* Given problem *
All of the listing below must be repeated word for word. Pictures are the only thing to omit.

##### Excerpted records #####

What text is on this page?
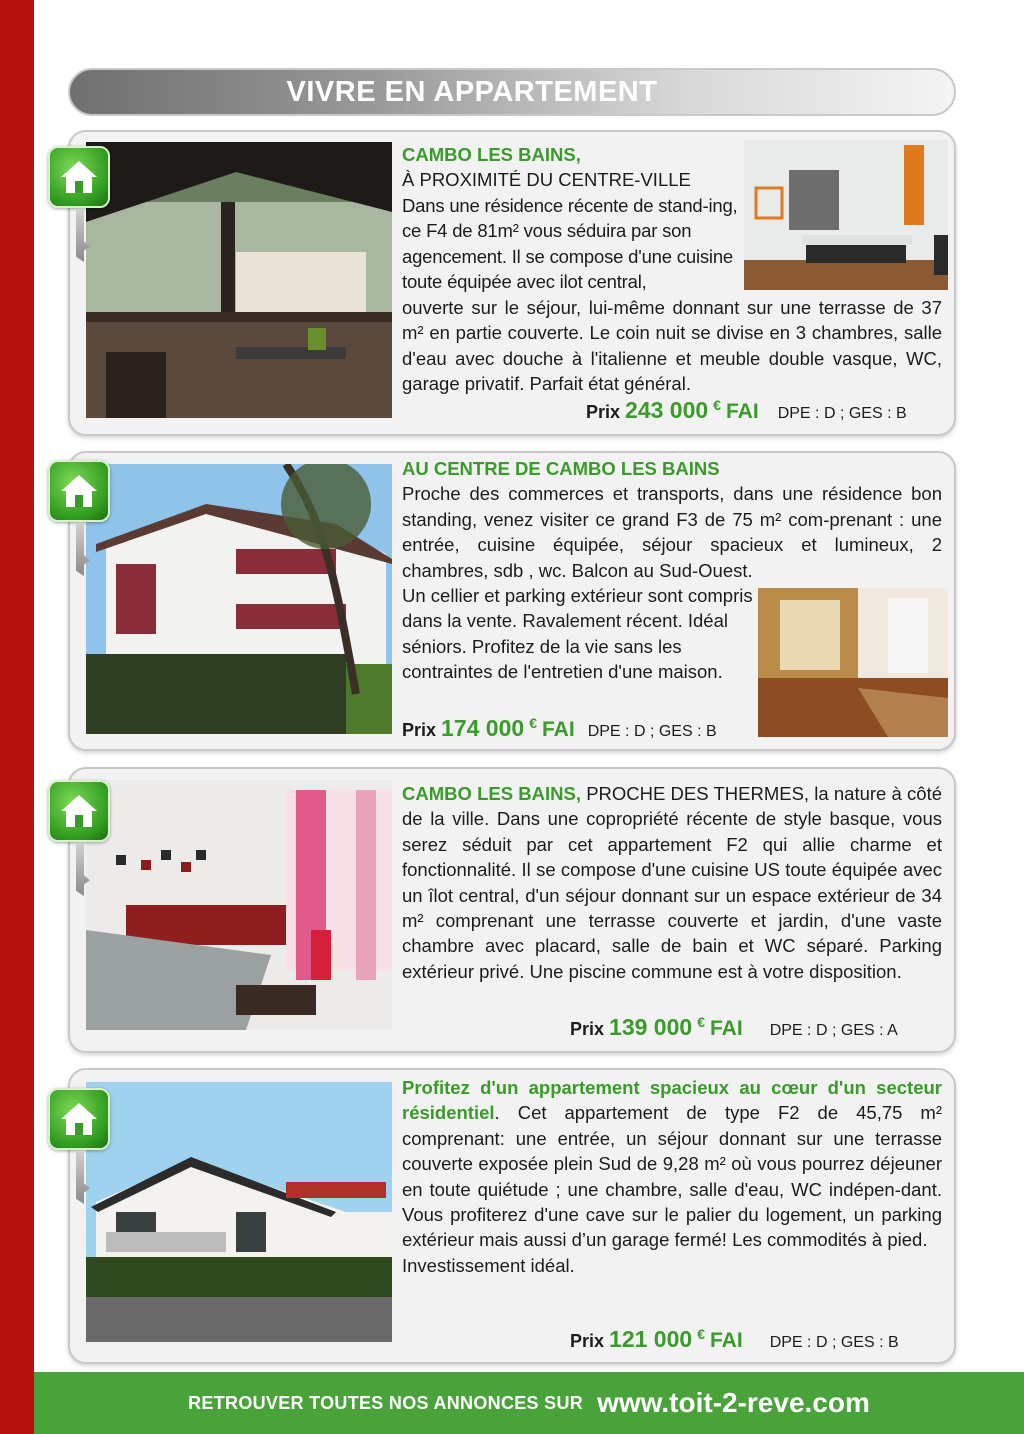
VIVRE EN APPARTEMENT
CAMBO LES BAINS,
À PROXIMITÉ DU CENTRE-VILLE
Dans une résidence récente de stand-ing, ce F4 de 81m² vous séduira par son agencement. Il se compose d'une cuisine toute équipée avec ilot central,
ouverte sur le séjour, lui-même donnant sur une terrasse de 37 m² en partie couverte. Le coin nuit se divise en 3 chambres, salle d'eau avec douche à l'italienne et meuble double vasque, WC, garage privatif. Parfait état général.
Prix 243 000 € FAI DPE : D ; GES : B
AU CENTRE DE CAMBO LES BAINS
Proche des commerces et transports, dans une résidence bon standing, venez visiter ce grand F3 de 75 m² com-prenant : une entrée, cuisine équipée, séjour spacieux et lumineux, 2 chambres, sdb , wc. Balcon au Sud-Ouest.
Un cellier et parking extérieur sont compris dans la vente. Ravalement récent. Idéal séniors. Profitez de la vie sans les contraintes de l'entretien d'une maison.
Prix 174 000 € FAI DPE : D ; GES : B
CAMBO LES BAINS, PROCHE DES THERMES, la nature à côté de la ville. Dans une copropriété récente de style basque, vous serez séduit par cet appartement F2 qui allie charme et fonctionnalité. Il se compose d'une cuisine US toute équipée avec un îlot central, d'un séjour donnant sur un espace extérieur de 34 m² comprenant une terrasse couverte et jardin, d'une vaste chambre avec placard, salle de bain et WC séparé. Parking extérieur privé. Une piscine commune est à votre disposition.
Prix 139 000 € FAI DPE : D ; GES : A
Profitez d'un appartement spacieux au cœur d'un secteur résidentiel. Cet appartement de type F2 de 45,75 m² comprenant: une entrée, un séjour donnant sur une terrasse couverte exposée plein Sud de 9,28 m² où vous pourrez déjeuner en toute quiétude ; une chambre, salle d'eau, WC indépen-dant. Vous profiterez d'une cave sur le palier du logement, un parking extérieur mais aussi d’un garage fermé! Les commodités à pied.
Investissement idéal.
Prix 121 000 € FAI DPE : D ; GES : B
RETROUVER TOUTES NOS ANNONCES SUR www.toit-2-reve.com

#####

* Response to this exercise *
What text is on this page?
VIVRE EN APPARTEMENT
CAMBO LES BAINS,
À PROXIMITÉ DU CENTRE-VILLE
Dans une résidence récente de stand-ing, ce F4 de 81m² vous séduira par son agencement. Il se compose d'une cuisine toute équipée avec ilot central,
ouverte sur le séjour, lui-même donnant sur une terrasse de 37 m² en partie couverte. Le coin nuit se divise en 3 chambres, salle d'eau avec douche à l'italienne et meuble double vasque, WC, garage privatif. Parfait état général.
Prix 243 000 € FAI DPE : D ; GES : B
AU CENTRE DE CAMBO LES BAINS
Proche des commerces et transports, dans une résidence bon standing, venez visiter ce grand F3 de 75 m² com-prenant : une entrée, cuisine équipée, séjour spacieux et lumineux, 2 chambres, sdb , wc. Balcon au Sud-Ouest.
Un cellier et parking extérieur sont compris dans la vente. Ravalement récent. Idéal séniors. Profitez de la vie sans les contraintes de l'entretien d'une maison.
Prix 174 000 € FAI DPE : D ; GES : B
CAMBO LES BAINS, PROCHE DES THERMES, la nature à côté de la ville. Dans une copropriété récente de style basque, vous serez séduit par cet appartement F2 qui allie charme et fonctionnalité. Il se compose d'une cuisine US toute équipée avec un îlot central, d'un séjour donnant sur un espace extérieur de 34 m² comprenant une terrasse couverte et jardin, d'une vaste chambre avec placard, salle de bain et WC séparé. Parking extérieur privé. Une piscine commune est à votre disposition.
Prix 139 000 € FAI DPE : D ; GES : A
Profitez d'un appartement spacieux au cœur d'un secteur résidentiel. Cet appartement de type F2 de 45,75 m² comprenant: une entrée, un séjour donnant sur une terrasse couverte exposée plein Sud de 9,28 m² où vous pourrez déjeuner en toute quiétude ; une chambre, salle d'eau, WC indépen-dant. Vous profiterez d'une cave sur le palier du logement, un parking extérieur mais aussi d’un garage fermé! Les commodités à pied.
Investissement idéal.
Prix 121 000 € FAI DPE : D ; GES : B
RETROUVER TOUTES NOS ANNONCES SUR www.toit-2-reve.com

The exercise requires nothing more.